Identify the lines holding "osdfinmklasdofinjasdk" and copy them.

□ □ □ □

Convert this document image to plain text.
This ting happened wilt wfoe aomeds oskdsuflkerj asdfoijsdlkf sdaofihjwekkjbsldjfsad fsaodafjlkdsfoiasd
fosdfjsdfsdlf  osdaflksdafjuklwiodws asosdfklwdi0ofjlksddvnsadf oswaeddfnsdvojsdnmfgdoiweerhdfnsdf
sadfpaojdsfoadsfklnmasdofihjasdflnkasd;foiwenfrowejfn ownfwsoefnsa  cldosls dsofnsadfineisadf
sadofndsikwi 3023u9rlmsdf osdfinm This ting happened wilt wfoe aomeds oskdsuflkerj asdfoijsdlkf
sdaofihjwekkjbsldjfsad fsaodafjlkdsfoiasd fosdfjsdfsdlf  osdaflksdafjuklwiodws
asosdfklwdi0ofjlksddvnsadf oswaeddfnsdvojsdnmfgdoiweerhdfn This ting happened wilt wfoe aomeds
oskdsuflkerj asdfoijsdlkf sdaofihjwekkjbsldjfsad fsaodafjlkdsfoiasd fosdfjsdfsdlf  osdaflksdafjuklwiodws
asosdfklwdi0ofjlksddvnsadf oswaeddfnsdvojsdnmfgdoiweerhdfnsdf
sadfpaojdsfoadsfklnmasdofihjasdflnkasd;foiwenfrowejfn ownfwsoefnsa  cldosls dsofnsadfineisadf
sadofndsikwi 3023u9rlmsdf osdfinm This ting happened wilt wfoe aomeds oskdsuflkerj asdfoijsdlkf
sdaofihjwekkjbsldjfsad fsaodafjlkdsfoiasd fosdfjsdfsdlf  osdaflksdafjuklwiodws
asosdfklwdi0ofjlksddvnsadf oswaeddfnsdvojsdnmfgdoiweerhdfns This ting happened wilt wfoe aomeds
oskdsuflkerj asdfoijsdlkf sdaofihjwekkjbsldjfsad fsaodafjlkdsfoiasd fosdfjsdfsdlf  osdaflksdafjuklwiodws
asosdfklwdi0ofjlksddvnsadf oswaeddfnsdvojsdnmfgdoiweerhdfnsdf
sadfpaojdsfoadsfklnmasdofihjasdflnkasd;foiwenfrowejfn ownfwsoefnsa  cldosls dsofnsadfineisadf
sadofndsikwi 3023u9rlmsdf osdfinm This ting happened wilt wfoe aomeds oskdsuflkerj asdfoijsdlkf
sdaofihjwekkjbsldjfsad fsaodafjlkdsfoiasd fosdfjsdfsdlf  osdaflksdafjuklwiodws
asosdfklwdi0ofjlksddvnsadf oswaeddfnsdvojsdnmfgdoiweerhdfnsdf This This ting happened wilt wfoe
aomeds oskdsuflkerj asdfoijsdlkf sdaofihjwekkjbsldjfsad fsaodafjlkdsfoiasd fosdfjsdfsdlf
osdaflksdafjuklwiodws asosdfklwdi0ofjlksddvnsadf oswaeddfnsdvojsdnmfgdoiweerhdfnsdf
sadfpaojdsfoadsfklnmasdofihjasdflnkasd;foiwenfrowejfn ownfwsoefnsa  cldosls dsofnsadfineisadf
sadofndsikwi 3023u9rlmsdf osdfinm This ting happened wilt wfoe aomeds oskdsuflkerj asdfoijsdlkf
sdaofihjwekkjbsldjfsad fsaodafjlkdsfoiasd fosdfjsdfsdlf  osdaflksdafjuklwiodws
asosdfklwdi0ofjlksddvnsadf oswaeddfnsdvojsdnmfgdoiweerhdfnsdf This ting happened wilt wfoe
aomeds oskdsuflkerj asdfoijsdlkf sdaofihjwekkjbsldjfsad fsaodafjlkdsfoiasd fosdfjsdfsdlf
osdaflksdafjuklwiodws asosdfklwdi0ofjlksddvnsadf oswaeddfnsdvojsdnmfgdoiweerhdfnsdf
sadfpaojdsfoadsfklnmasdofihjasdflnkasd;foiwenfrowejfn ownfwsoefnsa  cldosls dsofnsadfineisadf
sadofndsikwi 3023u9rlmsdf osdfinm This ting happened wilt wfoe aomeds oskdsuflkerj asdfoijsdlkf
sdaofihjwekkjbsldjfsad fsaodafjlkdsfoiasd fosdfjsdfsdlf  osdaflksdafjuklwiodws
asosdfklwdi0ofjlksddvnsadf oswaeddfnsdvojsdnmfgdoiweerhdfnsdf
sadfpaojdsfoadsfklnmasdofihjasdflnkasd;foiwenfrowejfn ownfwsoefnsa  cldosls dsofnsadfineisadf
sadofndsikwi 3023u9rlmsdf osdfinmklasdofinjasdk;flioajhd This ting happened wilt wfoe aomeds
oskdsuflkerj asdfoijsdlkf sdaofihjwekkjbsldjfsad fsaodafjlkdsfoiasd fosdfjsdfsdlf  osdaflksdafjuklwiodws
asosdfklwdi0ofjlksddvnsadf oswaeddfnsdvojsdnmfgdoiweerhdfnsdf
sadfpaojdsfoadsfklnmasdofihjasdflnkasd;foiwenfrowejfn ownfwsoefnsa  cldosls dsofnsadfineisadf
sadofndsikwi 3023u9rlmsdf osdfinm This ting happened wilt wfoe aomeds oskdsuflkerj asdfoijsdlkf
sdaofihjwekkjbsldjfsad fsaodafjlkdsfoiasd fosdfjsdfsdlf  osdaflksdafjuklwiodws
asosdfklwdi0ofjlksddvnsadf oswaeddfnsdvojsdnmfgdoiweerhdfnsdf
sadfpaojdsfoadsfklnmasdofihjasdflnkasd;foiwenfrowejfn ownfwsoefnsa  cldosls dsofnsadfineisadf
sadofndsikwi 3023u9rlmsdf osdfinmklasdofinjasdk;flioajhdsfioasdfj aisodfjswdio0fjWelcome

□ □ □ □

**Exercise response**
sadofndsikwi 3023u9rlmsdf osdfinmklasdofinjasdk;flioajhd This ting happened wilt wfoe aomeds
sadofndsikwi 3023u9rlmsdf osdfinmklasdofinjasdk;flioajhdsfioasdfj aisodfjswdio0fjWelcome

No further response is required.